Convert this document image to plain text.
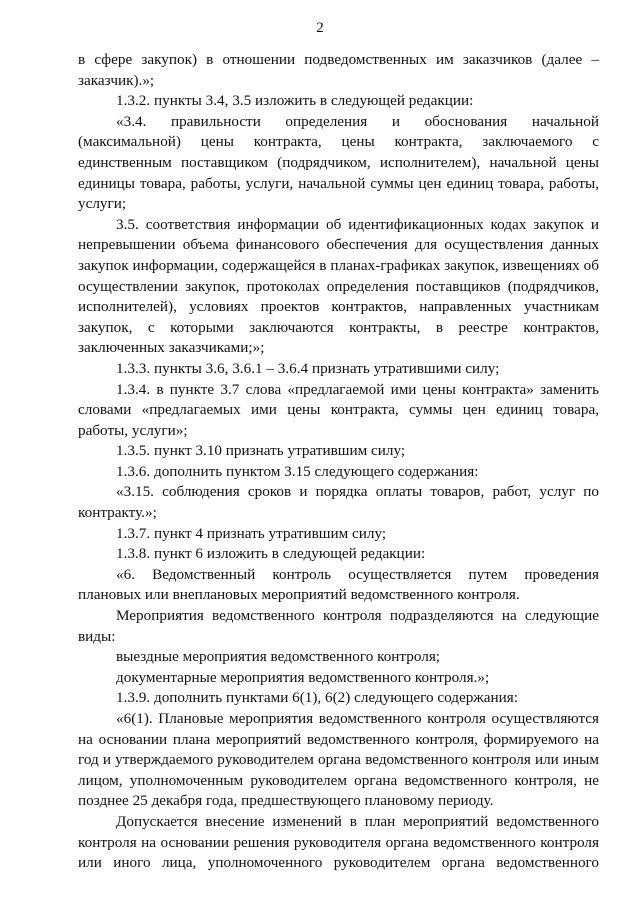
2

в сфере закупок) в отношении подведомственных им заказчиков (далее – заказчик).»;

1.3.2. пункты 3.4, 3.5 изложить в следующей редакции:

«3.4. правильности определения и обоснования начальной (максимальной) цены контракта, цены контракта, заключаемого с единственным поставщиком (подрядчиком, исполнителем), начальной цены единицы товара, работы, услуги, начальной суммы цен единиц товара, работы, услуги;

3.5. соответствия информации об идентификационных кодах закупок и непревышении объема финансового обеспечения для осуществления данных закупок информации, содержащейся в планах-графиках закупок, извещениях об осуществлении закупок, протоколах определения поставщиков (подрядчиков, исполнителей), условиях проектов контрактов, направленных участникам закупок, с которыми заключаются контракты, в реестре контрактов, заключенных заказчиками;»;

1.3.3. пункты 3.6, 3.6.1 – 3.6.4 признать утратившими силу;

1.3.4. в пункте 3.7 слова «предлагаемой ими цены контракта» заменить словами «предлагаемых ими цены контракта, суммы цен единиц товара, работы, услуги»;

1.3.5. пункт 3.10 признать утратившим силу;

1.3.6. дополнить пунктом 3.15 следующего содержания:

«3.15. соблюдения сроков и порядка оплаты товаров, работ, услуг по контракту.»;

1.3.7. пункт 4 признать утратившим силу;

1.3.8. пункт 6 изложить в следующей редакции:

«6. Ведомственный контроль осуществляется путем проведения плановых или внеплановых мероприятий ведомственного контроля.

Мероприятия ведомственного контроля подразделяются на следующие виды:

выездные мероприятия ведомственного контроля;

документарные мероприятия ведомственного контроля.»;

1.3.9. дополнить пунктами 6(1), 6(2) следующего содержания:

«6(1). Плановые мероприятия ведомственного контроля осуществляются на основании плана мероприятий ведомственного контроля, формируемого на год и утверждаемого руководителем органа ведомственного контроля или иным лицом, уполномоченным руководителем органа ведомственного контроля, не позднее 25 декабря года, предшествующего плановому периоду.

Допускается внесение изменений в план мероприятий ведомственного контроля на основании решения руководителя органа ведомственного контроля или иного лица, уполномоченного руководителем органа ведомственного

Problem details: Give every record back exactly as it reads, with no images.

Result of the task:
Convert this document image to plain text.
2

в сфере закупок) в отношении подведомственных им заказчиков (далее – заказчик).»;

1.3.2. пункты 3.4, 3.5 изложить в следующей редакции:

«3.4. правильности определения и обоснования начальной (максимальной) цены контракта, цены контракта, заключаемого с единственным поставщиком (подрядчиком, исполнителем), начальной цены единицы товара, работы, услуги, начальной суммы цен единиц товара, работы, услуги;

3.5. соответствия информации об идентификационных кодах закупок и непревышении объема финансового обеспечения для осуществления данных закупок информации, содержащейся в планах-графиках закупок, извещениях об осуществлении закупок, протоколах определения поставщиков (подрядчиков, исполнителей), условиях проектов контрактов, направленных участникам закупок, с которыми заключаются контракты, в реестре контрактов, заключенных заказчиками;»;

1.3.3. пункты 3.6, 3.6.1 – 3.6.4 признать утратившими силу;

1.3.4. в пункте 3.7 слова «предлагаемой ими цены контракта» заменить словами «предлагаемых ими цены контракта, суммы цен единиц товара, работы, услуги»;

1.3.5. пункт 3.10 признать утратившим силу;

1.3.6. дополнить пунктом 3.15 следующего содержания:

«3.15. соблюдения сроков и порядка оплаты товаров, работ, услуг по контракту.»;

1.3.7. пункт 4 признать утратившим силу;

1.3.8. пункт 6 изложить в следующей редакции:

«6. Ведомственный контроль осуществляется путем проведения плановых или внеплановых мероприятий ведомственного контроля.

Мероприятия ведомственного контроля подразделяются на следующие виды:

выездные мероприятия ведомственного контроля;

документарные мероприятия ведомственного контроля.»;

1.3.9. дополнить пунктами 6(1), 6(2) следующего содержания:

«6(1). Плановые мероприятия ведомственного контроля осуществляются на основании плана мероприятий ведомственного контроля, формируемого на год и утверждаемого руководителем органа ведомственного контроля или иным лицом, уполномоченным руководителем органа ведомственного контроля, не позднее 25 декабря года, предшествующего плановому периоду.

Допускается внесение изменений в план мероприятий ведомственного контроля на основании решения руководителя органа ведомственного контроля или иного лица, уполномоченного руководителем органа ведомственного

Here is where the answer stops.